### Given problem
Repeat what the lines below say, word for word, and skip every image.

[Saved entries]
┄┄┄┄┄┄┄┄┄┄
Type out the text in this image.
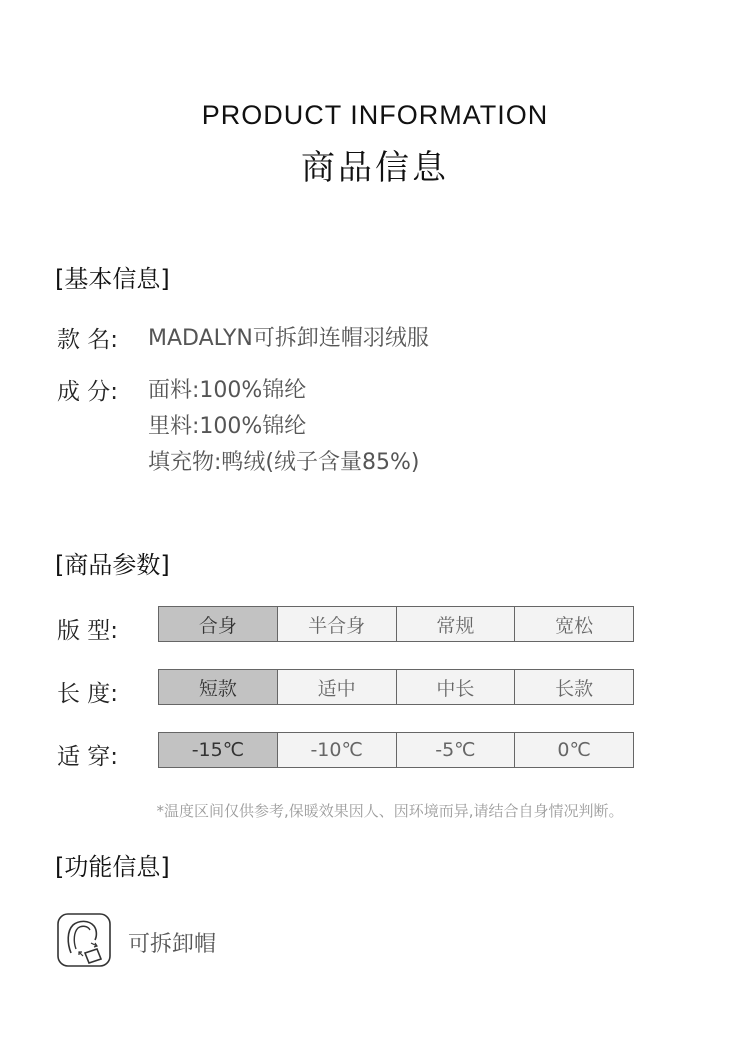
PRODUCT INFORMATION
商品信息
[基本信息]
款 名: MADALYN可拆卸连帽羽绒服
成 分: 面料:100%锦纶
里料:100%锦纶
填充物:鸭绒(绒子含量85%)
[商品参数]
版 型:	合身	半合身	常规	宽松
长 度:	短款	适中	中长	长款
适 穿:	-15℃	-10℃	-5℃	0℃
*温度区间仅供参考,保暖效果因人、因环境而异,请结合自身情况判断。
[功能信息]
可拆卸帽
┄┄┄┄┄┄┄┄┄┄
### Full response
Type out the text in this image.
PRODUCT INFORMATION
商品信息
[基本信息]
款 名: MADALYN可拆卸连帽羽绒服
成 分: 面料:100%锦纶
里料:100%锦纶
填充物:鸭绒(绒子含量85%)
[商品参数]
版 型:	合身	半合身	常规	宽松
长 度:	短款	适中	中长	长款
适 穿:	-15℃	-10℃	-5℃	0℃
*温度区间仅供参考,保暖效果因人、因环境而异,请结合自身情况判断。
[功能信息]
可拆卸帽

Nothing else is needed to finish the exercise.